start

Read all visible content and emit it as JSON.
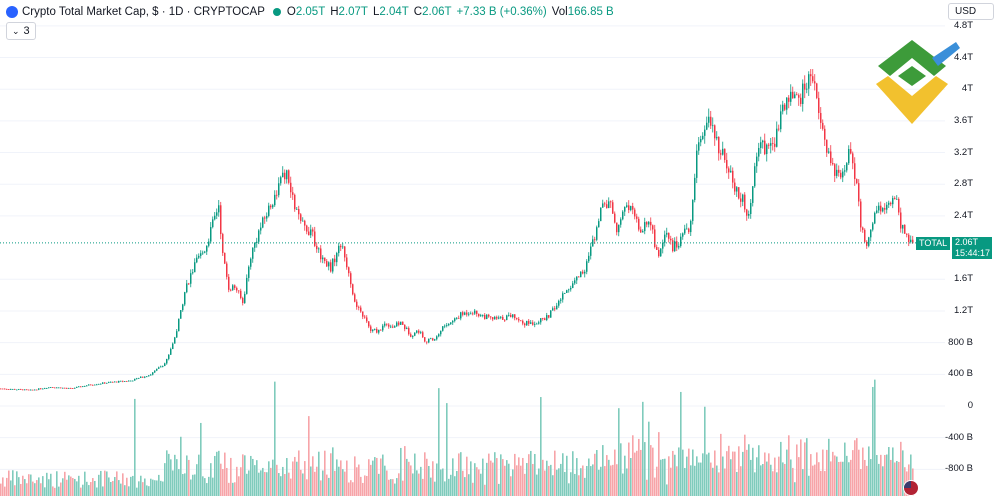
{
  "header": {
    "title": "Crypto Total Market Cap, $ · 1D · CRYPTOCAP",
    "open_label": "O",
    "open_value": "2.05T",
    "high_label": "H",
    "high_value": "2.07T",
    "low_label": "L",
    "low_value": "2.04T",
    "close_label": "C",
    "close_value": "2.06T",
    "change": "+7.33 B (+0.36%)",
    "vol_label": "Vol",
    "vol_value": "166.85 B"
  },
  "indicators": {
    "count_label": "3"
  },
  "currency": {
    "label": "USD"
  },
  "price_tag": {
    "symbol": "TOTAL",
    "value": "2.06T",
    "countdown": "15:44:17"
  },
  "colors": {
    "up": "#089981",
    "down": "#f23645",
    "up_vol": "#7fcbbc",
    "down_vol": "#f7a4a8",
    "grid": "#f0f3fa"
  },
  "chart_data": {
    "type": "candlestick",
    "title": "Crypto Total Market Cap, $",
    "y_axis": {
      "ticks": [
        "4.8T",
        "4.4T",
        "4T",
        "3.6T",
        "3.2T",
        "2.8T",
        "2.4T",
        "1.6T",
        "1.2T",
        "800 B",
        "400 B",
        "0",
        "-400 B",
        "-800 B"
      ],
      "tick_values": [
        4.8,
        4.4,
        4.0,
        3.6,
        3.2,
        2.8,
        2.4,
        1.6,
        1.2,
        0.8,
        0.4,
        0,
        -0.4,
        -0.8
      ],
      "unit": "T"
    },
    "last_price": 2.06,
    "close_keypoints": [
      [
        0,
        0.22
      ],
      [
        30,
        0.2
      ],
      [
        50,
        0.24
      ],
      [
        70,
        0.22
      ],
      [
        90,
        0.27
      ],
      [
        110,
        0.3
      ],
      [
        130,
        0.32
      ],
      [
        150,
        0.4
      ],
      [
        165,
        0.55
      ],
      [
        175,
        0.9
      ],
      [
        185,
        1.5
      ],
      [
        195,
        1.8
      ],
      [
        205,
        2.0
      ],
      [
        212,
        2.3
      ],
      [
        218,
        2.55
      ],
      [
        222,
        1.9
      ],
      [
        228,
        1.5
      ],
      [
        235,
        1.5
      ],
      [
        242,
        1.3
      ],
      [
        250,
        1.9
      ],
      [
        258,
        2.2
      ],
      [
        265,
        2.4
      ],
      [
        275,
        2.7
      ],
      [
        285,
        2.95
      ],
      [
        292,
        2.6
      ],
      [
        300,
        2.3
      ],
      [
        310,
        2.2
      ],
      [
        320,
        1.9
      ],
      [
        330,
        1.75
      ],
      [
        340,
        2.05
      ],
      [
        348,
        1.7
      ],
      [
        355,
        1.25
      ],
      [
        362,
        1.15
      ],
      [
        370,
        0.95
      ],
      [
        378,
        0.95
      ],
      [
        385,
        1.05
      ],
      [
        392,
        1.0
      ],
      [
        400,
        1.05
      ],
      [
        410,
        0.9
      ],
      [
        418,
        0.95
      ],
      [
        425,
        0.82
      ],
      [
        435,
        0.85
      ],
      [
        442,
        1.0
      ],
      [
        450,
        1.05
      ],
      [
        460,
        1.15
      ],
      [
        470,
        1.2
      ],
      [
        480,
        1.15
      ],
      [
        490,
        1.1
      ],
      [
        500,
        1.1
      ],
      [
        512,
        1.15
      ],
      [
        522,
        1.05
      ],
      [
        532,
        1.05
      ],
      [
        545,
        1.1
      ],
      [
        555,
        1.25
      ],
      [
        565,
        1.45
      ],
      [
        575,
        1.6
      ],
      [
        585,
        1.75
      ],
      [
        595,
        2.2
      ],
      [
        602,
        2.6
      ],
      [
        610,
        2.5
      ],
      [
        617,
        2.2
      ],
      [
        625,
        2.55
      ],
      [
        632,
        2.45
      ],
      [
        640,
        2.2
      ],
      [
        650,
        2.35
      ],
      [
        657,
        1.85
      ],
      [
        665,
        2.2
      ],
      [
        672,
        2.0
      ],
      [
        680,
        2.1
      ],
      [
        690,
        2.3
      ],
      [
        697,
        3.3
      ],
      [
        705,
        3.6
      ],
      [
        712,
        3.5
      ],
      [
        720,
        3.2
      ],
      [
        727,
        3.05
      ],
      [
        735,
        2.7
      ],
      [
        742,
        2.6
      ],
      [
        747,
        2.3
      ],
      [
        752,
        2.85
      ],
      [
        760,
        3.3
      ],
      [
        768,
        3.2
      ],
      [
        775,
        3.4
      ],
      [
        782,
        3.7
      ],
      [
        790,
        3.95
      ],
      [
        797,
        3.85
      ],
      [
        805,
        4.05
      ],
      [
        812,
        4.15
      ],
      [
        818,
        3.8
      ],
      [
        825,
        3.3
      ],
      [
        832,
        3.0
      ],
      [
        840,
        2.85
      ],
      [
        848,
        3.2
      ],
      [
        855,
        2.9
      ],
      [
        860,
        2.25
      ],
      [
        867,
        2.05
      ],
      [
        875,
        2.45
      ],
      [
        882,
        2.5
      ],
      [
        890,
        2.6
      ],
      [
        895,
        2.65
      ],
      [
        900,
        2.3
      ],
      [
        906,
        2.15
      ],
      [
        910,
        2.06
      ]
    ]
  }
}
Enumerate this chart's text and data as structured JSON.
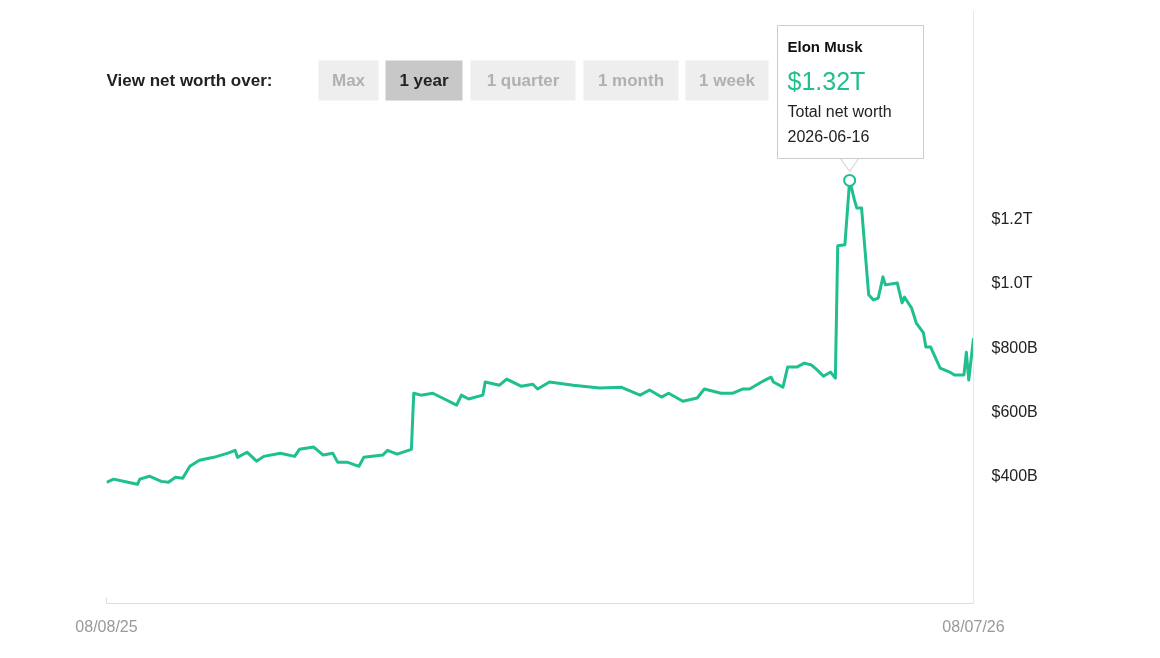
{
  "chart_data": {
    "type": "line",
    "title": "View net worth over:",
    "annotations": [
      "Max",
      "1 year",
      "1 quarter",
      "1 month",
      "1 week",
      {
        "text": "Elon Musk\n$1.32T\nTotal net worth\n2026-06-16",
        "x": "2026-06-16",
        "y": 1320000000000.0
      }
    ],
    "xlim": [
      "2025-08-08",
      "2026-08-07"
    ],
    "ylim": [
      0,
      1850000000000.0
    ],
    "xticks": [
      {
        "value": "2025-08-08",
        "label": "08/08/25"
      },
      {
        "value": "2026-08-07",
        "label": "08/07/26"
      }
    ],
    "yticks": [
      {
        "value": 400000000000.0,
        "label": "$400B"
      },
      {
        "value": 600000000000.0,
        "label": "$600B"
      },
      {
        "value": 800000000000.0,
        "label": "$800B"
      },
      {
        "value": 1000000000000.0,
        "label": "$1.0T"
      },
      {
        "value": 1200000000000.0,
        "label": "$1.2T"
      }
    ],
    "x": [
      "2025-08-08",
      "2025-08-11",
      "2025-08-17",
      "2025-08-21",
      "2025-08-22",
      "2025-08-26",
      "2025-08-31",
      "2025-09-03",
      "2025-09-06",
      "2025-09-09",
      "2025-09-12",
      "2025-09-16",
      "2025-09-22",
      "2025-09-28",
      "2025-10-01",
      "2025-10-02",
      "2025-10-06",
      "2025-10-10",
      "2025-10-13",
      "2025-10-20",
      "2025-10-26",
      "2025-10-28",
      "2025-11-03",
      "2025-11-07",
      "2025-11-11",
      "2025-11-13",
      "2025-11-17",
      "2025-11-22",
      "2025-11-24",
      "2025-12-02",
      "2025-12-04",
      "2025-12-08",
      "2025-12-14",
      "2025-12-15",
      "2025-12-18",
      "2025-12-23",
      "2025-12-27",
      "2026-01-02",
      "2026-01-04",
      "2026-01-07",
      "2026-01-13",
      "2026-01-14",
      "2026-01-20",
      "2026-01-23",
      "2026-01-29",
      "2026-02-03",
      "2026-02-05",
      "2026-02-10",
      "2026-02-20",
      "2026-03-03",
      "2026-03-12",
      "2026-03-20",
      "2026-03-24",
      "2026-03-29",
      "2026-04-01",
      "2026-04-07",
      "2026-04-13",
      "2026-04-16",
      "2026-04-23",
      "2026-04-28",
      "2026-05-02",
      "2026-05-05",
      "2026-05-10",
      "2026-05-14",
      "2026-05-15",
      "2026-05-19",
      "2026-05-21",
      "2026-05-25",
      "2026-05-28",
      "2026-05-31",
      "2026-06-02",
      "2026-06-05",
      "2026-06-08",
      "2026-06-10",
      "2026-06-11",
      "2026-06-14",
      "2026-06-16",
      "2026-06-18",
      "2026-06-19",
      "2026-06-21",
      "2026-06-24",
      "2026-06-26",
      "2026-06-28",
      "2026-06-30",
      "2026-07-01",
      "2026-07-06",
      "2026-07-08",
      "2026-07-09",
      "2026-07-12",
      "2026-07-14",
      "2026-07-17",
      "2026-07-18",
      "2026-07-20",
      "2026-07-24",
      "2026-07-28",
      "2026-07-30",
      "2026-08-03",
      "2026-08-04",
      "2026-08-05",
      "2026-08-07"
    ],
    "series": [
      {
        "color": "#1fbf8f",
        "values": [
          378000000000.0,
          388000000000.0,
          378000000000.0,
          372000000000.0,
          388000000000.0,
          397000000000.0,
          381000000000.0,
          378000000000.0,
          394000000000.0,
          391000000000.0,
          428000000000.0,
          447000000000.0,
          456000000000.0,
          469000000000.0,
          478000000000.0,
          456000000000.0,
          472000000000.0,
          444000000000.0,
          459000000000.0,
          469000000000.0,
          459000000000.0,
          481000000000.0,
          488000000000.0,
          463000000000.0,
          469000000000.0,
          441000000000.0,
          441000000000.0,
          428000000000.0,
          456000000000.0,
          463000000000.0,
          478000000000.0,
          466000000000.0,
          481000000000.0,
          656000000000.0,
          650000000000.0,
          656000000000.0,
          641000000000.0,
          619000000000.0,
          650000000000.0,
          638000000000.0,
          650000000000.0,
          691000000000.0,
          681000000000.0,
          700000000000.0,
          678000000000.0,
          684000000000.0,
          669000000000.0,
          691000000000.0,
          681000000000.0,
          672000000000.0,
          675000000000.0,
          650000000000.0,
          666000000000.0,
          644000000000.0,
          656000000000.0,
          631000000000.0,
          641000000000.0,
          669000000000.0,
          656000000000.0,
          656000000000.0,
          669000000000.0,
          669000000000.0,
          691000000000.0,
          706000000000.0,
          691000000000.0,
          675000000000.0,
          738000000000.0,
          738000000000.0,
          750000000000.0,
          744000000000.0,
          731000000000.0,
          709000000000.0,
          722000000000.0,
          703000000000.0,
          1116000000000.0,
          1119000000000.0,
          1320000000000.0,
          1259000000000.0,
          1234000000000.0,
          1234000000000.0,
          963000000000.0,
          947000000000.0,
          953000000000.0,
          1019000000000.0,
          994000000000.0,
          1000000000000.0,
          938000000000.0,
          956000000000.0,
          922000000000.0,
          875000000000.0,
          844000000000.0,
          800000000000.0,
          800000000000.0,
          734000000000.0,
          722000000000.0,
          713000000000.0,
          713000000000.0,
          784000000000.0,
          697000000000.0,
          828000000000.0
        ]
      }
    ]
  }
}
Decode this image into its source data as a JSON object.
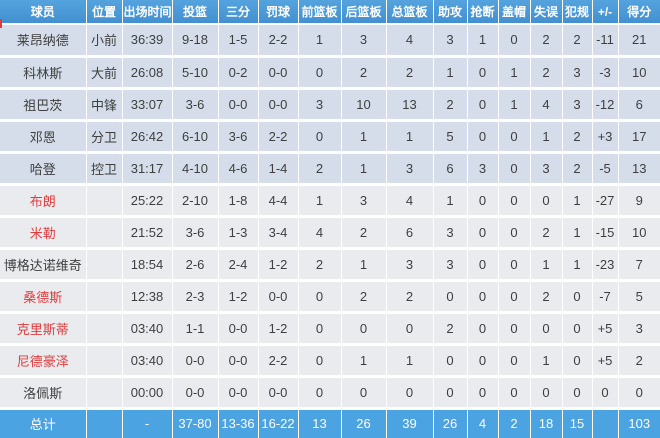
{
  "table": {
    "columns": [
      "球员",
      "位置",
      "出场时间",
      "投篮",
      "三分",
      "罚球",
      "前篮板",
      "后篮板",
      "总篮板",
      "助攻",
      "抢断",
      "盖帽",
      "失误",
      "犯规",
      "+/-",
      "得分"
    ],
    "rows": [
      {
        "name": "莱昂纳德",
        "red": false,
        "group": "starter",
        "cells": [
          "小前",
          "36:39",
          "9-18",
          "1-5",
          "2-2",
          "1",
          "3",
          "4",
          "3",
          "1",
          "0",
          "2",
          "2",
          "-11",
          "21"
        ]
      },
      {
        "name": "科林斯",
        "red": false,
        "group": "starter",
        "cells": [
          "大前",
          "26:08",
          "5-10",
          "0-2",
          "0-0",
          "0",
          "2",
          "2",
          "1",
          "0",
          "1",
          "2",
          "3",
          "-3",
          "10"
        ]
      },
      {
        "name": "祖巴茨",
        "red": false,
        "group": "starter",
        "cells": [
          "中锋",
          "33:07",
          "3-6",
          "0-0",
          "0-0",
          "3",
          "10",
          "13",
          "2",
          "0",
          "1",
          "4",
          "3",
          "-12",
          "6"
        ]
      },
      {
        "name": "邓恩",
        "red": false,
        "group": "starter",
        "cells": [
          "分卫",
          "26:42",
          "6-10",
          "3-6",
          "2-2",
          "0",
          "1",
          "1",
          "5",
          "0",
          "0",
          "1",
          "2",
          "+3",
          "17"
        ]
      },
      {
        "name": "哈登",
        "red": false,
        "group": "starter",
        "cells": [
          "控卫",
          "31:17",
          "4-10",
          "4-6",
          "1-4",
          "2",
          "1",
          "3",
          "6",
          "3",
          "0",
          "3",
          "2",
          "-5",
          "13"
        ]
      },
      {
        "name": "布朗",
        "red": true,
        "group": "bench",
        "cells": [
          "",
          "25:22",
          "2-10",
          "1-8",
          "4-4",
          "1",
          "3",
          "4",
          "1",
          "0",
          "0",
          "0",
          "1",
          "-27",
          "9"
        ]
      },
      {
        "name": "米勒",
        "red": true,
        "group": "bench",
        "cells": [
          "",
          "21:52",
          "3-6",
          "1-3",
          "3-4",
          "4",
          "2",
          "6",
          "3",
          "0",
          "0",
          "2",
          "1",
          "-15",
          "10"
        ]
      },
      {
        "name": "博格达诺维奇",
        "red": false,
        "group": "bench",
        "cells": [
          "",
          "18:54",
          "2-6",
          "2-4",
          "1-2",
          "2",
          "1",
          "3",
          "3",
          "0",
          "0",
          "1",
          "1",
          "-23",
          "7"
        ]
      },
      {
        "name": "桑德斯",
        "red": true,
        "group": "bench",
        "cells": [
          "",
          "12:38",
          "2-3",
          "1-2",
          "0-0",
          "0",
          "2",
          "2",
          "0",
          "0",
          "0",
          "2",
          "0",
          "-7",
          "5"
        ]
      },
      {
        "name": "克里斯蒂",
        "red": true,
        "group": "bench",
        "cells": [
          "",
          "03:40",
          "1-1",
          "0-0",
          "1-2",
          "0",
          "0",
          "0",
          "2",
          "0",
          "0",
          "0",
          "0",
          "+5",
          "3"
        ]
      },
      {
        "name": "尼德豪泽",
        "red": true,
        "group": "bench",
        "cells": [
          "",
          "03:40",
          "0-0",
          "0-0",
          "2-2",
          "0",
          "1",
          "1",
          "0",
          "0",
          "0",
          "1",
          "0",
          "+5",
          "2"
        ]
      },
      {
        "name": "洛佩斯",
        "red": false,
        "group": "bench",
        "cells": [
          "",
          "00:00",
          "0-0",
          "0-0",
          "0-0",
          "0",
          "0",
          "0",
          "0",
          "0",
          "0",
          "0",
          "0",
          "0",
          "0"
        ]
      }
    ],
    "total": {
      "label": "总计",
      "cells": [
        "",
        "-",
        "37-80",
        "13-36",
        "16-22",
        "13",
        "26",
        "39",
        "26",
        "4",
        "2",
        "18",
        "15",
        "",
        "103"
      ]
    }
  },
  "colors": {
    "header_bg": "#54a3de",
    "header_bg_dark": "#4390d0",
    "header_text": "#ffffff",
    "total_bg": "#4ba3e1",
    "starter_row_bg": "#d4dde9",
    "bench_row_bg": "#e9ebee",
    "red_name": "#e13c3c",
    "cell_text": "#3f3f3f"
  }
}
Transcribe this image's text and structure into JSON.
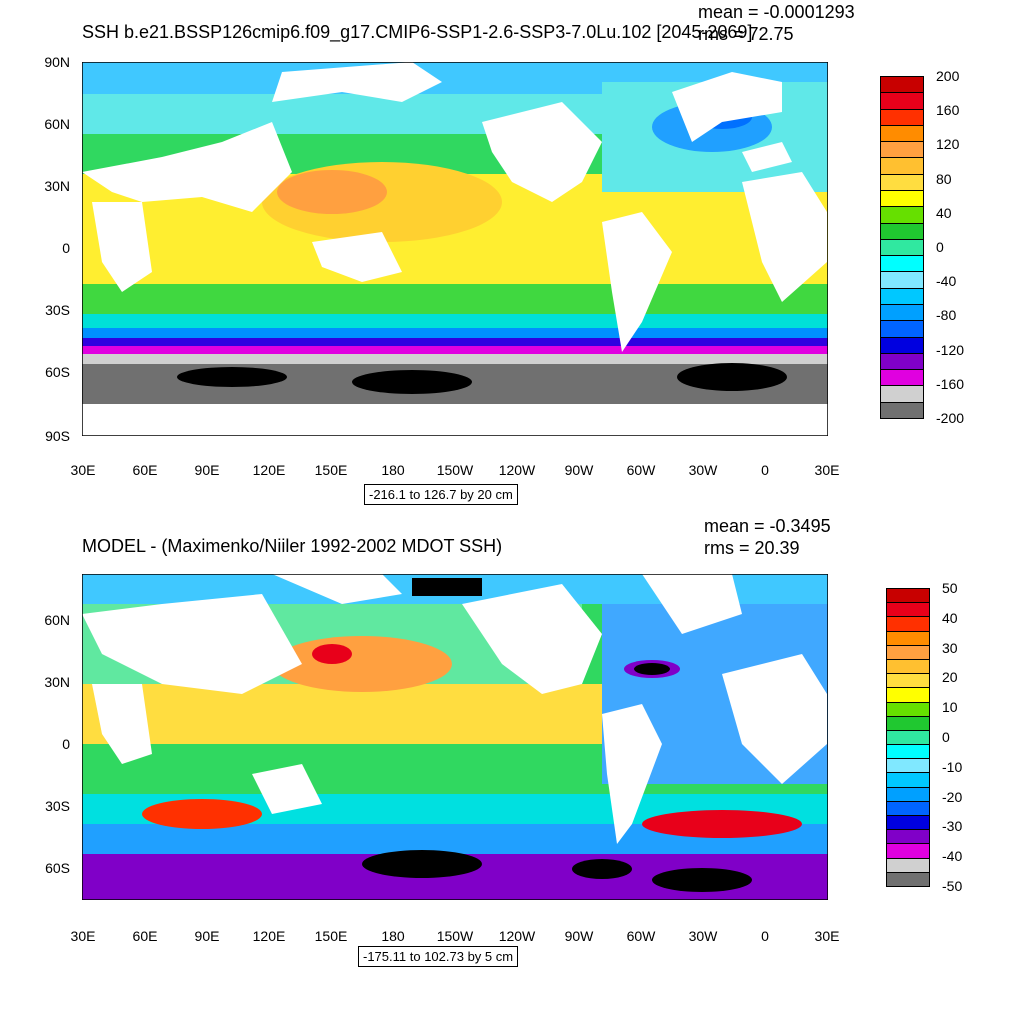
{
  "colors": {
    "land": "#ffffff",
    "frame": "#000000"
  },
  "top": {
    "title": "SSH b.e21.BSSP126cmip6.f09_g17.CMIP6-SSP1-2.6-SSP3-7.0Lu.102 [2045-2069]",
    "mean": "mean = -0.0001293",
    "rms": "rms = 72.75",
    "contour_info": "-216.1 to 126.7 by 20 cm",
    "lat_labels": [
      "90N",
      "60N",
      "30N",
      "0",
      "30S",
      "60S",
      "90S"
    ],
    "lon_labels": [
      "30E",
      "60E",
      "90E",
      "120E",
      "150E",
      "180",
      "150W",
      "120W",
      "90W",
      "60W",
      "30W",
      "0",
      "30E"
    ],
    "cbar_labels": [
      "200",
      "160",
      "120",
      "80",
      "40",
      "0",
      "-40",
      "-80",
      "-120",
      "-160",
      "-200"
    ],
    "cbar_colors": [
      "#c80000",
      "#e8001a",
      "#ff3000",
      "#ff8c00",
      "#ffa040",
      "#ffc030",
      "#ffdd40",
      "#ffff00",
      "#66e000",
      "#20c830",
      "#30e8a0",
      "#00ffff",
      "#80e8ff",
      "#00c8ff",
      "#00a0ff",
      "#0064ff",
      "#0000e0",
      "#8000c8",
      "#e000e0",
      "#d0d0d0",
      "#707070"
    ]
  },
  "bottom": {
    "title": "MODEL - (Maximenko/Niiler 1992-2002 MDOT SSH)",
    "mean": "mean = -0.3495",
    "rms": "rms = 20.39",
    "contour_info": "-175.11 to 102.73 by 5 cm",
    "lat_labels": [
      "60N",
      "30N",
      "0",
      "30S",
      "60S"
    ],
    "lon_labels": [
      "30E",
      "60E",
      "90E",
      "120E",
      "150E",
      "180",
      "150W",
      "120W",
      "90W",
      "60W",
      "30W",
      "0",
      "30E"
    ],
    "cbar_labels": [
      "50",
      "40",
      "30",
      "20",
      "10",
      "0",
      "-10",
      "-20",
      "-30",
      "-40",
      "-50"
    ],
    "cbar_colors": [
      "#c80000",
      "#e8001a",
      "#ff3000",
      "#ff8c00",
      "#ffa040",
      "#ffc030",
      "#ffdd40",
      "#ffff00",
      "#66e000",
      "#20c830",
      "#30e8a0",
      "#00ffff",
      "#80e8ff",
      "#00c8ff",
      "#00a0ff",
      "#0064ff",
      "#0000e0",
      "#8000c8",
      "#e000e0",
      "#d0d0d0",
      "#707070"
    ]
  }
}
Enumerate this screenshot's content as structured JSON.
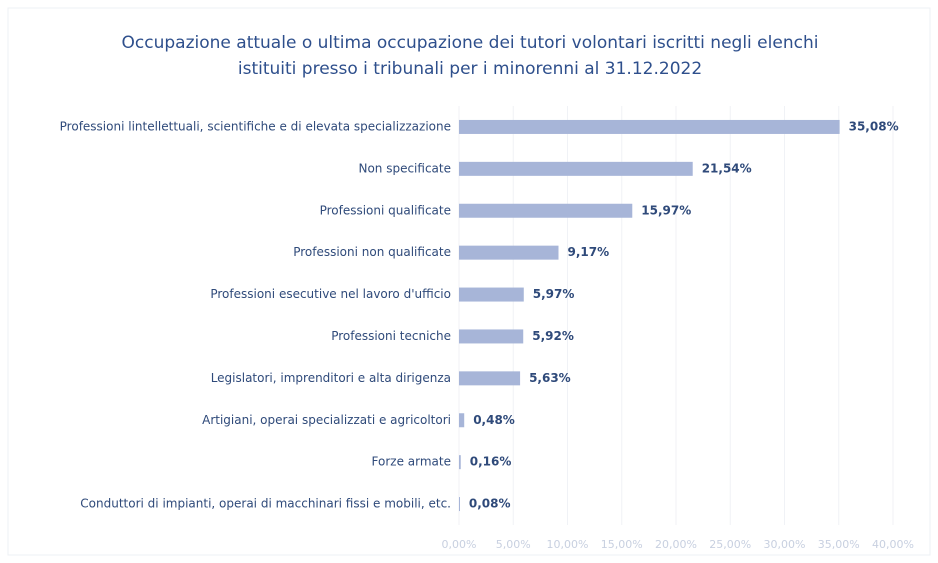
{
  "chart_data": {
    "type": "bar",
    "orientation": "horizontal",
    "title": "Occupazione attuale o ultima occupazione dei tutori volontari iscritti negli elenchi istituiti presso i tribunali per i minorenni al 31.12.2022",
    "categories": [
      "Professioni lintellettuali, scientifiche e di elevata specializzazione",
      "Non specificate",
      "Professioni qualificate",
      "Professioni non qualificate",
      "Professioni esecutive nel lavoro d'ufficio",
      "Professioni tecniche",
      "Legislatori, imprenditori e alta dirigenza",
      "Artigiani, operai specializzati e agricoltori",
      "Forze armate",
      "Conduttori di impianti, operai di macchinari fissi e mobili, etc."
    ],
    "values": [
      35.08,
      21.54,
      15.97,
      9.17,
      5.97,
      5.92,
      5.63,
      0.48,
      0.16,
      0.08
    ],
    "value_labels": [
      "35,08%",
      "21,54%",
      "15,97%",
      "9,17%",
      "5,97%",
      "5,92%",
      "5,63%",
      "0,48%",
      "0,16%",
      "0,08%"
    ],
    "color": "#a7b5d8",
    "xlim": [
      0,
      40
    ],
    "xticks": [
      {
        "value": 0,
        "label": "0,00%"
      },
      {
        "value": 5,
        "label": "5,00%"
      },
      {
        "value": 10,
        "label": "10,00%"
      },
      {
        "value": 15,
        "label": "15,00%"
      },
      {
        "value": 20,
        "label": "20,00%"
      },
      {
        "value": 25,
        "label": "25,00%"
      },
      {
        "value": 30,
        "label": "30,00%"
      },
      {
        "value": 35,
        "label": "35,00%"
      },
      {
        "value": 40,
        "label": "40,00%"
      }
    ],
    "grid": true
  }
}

end

STATED PROBLEM »
Scan the listing above. Collect all lines with the word "Professioni".

RESULT »
      "Professioni lintellettuali, scientifiche e di elevata specializzazione",
      "Professioni qualificate",
      "Professioni non qualificate",
      "Professioni esecutive nel lavoro d'ufficio",
      "Professioni tecniche",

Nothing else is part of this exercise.